→ What is required
Retype all of the data. Every line must match exactly.

→ Data for the task
[start]

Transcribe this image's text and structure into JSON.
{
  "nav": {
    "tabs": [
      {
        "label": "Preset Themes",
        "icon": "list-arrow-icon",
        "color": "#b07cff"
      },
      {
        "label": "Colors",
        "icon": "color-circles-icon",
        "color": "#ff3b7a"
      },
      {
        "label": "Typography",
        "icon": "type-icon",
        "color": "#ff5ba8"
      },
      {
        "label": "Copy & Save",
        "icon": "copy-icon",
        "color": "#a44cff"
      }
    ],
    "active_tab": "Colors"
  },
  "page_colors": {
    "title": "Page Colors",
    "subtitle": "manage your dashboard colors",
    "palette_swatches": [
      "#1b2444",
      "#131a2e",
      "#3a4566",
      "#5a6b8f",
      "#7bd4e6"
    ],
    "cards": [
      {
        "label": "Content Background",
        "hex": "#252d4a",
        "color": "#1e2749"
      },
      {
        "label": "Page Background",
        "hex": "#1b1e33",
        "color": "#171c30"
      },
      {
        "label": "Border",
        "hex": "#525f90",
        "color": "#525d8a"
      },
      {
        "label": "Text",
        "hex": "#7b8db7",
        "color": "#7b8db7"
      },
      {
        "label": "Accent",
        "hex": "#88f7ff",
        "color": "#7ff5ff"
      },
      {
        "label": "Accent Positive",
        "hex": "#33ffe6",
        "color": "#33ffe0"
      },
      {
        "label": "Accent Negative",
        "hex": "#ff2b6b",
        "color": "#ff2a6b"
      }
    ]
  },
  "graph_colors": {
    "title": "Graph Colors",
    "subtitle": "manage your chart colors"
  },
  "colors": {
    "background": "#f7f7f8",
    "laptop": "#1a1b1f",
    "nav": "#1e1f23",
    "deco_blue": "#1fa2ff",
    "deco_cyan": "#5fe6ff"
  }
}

[end]

→ Output for this exercise
Transcribe this image's text and structure into JSON.
{
  "nav": {
    "tabs": [
      {
        "label": "Preset Themes",
        "icon": "list-arrow-icon",
        "color": "#b07cff"
      },
      {
        "label": "Colors",
        "icon": "color-circles-icon",
        "color": "#ff3b7a"
      },
      {
        "label": "Typography",
        "icon": "type-icon",
        "color": "#ff5ba8"
      },
      {
        "label": "Copy & Save",
        "icon": "copy-icon",
        "color": "#a44cff"
      }
    ],
    "active_tab": "Colors"
  },
  "page_colors": {
    "title": "Page Colors",
    "subtitle": "manage your dashboard colors",
    "palette_swatches": [
      "#1b2444",
      "#131a2e",
      "#3a4566",
      "#5a6b8f",
      "#7bd4e6"
    ],
    "cards": [
      {
        "label": "Content Background",
        "hex": "#252d4a",
        "color": "#1e2749"
      },
      {
        "label": "Page Background",
        "hex": "#1b1e33",
        "color": "#171c30"
      },
      {
        "label": "Border",
        "hex": "#525f90",
        "color": "#525d8a"
      },
      {
        "label": "Text",
        "hex": "#7b8db7",
        "color": "#7b8db7"
      },
      {
        "label": "Accent",
        "hex": "#88f7ff",
        "color": "#7ff5ff"
      },
      {
        "label": "Accent Positive",
        "hex": "#33ffe6",
        "color": "#33ffe0"
      },
      {
        "label": "Accent Negative",
        "hex": "#ff2b6b",
        "color": "#ff2a6b"
      }
    ]
  },
  "graph_colors": {
    "title": "Graph Colors",
    "subtitle": "manage your chart colors"
  },
  "colors": {
    "background": "#f7f7f8",
    "laptop": "#1a1b1f",
    "nav": "#1e1f23",
    "deco_blue": "#1fa2ff",
    "deco_cyan": "#5fe6ff"
  }
}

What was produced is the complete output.